### Records provided
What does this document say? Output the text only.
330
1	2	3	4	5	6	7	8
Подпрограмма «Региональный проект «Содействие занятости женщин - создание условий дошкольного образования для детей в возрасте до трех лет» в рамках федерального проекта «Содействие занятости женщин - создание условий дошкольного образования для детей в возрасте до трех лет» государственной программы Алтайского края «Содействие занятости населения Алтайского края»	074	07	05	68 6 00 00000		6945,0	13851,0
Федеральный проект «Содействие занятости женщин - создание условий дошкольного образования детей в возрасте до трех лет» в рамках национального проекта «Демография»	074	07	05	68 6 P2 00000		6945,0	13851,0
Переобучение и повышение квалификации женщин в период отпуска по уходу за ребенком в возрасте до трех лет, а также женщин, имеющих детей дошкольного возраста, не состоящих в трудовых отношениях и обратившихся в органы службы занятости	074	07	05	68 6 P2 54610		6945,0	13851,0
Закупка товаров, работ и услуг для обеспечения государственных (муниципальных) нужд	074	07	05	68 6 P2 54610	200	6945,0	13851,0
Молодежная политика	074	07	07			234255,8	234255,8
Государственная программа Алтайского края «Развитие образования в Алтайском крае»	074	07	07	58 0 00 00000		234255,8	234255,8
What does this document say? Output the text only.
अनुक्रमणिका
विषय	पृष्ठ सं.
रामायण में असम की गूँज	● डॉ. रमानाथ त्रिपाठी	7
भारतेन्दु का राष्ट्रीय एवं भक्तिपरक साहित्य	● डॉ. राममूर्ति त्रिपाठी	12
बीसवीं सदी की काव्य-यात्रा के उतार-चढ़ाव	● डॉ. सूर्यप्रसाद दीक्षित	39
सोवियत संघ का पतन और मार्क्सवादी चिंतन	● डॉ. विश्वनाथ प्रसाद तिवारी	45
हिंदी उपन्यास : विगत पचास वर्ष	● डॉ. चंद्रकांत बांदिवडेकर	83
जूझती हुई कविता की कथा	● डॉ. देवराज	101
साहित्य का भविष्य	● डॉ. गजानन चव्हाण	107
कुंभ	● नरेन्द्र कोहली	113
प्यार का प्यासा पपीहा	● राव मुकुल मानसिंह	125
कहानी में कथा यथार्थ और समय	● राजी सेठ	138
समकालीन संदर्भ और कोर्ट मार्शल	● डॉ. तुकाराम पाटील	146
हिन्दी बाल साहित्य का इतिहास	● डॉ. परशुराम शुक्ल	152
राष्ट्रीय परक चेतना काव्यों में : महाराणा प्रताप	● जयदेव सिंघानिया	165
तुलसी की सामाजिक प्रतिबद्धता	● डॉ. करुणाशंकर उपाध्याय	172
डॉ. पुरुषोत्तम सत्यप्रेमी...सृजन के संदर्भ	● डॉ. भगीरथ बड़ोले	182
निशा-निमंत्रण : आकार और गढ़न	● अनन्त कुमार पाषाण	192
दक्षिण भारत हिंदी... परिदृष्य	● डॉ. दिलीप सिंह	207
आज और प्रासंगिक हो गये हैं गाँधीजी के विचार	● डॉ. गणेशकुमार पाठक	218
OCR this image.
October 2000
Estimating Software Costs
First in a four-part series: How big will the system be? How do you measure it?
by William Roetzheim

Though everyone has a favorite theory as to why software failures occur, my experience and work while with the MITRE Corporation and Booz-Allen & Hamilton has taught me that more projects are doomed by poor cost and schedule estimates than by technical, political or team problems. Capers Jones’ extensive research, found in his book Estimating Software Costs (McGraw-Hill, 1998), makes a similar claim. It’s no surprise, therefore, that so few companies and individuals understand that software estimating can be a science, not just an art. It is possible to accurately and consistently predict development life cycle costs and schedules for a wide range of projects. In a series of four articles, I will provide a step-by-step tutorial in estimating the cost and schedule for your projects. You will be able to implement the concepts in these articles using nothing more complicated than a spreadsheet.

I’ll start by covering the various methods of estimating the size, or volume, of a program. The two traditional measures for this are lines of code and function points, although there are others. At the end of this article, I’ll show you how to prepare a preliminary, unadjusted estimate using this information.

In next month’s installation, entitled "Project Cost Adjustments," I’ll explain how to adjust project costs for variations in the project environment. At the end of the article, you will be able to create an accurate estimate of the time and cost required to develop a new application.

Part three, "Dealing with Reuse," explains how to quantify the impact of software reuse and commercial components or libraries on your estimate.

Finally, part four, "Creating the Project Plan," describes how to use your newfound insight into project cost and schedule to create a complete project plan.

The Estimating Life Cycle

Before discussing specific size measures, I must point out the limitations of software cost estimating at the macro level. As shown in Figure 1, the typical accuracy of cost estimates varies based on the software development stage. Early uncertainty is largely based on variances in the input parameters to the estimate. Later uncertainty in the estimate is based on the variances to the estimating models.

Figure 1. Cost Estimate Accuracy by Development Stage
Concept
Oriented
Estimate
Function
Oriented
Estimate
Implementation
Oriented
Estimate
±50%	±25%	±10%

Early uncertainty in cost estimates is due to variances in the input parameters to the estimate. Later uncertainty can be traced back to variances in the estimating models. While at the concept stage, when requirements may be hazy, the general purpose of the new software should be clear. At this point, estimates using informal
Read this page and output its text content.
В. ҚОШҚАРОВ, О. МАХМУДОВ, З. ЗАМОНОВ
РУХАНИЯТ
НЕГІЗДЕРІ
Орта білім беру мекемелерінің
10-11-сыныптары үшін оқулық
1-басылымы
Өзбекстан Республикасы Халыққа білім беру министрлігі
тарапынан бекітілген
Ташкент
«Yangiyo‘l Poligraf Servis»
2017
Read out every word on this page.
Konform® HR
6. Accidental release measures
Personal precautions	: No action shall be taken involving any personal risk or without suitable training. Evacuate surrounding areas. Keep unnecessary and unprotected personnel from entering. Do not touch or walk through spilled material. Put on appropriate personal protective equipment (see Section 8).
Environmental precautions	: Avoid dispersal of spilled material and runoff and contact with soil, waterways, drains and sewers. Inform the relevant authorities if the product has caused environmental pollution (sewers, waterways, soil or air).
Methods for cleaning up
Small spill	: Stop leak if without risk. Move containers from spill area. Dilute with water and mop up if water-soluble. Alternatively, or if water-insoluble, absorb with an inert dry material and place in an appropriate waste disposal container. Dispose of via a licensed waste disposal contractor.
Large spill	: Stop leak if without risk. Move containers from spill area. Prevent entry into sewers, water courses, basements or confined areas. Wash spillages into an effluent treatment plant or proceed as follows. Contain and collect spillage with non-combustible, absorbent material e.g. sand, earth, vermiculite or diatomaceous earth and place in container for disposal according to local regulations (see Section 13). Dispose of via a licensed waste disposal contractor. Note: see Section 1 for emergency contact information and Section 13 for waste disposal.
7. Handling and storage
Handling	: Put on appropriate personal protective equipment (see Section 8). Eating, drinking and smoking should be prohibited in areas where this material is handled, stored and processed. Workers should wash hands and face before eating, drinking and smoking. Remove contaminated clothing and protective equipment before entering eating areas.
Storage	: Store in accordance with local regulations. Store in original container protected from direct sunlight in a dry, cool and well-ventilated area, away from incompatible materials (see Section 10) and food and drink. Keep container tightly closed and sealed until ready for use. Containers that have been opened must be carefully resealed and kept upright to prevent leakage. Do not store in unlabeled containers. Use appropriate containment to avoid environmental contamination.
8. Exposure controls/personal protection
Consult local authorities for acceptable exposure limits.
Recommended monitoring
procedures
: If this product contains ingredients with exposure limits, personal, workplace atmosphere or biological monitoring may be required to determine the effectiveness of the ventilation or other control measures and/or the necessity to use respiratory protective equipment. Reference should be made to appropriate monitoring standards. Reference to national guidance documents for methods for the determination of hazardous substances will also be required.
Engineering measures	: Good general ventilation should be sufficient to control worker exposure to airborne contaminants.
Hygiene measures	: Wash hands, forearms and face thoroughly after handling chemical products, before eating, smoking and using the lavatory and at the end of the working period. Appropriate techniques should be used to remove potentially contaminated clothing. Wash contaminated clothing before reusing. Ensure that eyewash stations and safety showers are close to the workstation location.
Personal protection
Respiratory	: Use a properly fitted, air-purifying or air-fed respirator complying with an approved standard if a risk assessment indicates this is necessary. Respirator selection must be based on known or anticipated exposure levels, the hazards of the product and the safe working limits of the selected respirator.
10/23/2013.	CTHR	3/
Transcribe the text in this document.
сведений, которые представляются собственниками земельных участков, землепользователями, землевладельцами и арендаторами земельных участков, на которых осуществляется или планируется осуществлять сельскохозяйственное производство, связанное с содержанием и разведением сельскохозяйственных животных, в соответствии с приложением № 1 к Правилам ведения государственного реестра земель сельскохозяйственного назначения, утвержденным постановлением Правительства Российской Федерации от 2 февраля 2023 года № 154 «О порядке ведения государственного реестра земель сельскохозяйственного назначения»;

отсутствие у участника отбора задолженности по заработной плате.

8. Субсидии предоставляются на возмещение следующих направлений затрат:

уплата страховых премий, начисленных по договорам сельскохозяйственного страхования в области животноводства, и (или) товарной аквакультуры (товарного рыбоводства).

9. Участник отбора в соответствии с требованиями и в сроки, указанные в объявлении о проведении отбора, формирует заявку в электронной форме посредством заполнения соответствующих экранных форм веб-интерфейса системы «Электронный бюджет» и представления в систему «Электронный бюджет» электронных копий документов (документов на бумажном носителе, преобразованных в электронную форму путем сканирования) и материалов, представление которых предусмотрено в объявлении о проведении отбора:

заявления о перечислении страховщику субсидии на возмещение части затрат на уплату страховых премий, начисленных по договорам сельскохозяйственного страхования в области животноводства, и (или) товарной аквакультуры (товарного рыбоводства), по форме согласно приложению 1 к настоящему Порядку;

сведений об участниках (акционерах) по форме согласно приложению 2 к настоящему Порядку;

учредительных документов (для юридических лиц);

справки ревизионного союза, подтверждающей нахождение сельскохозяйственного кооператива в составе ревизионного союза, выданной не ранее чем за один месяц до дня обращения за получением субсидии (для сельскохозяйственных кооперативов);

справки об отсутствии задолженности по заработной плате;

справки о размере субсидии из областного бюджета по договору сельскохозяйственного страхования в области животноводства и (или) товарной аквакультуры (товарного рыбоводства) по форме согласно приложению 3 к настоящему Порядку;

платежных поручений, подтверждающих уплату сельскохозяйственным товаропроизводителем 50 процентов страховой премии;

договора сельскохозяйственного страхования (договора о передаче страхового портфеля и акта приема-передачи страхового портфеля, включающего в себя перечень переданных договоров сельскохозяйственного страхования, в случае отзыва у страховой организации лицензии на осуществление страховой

### Exercise prompt
List every line above containing the word "input".

### Written answer
Before discussing specific size measures, I must point out the limitations of software cost estimating at the macro level. As shown in Figure 1, the typical accuracy of cost estimates varies based on the software development stage. Early uncertainty is largely based on variances in the input parameters to the estimate. Later uncertainty in the estimate is based on the variances to the estimating models.
Early uncertainty in cost estimates is due to variances in the input parameters to the estimate. Later uncertainty can be traced back to variances in the estimating models. While at the concept stage, when requirements may be hazy, the general purpose of the new software should be clear. At this point, estimates using informal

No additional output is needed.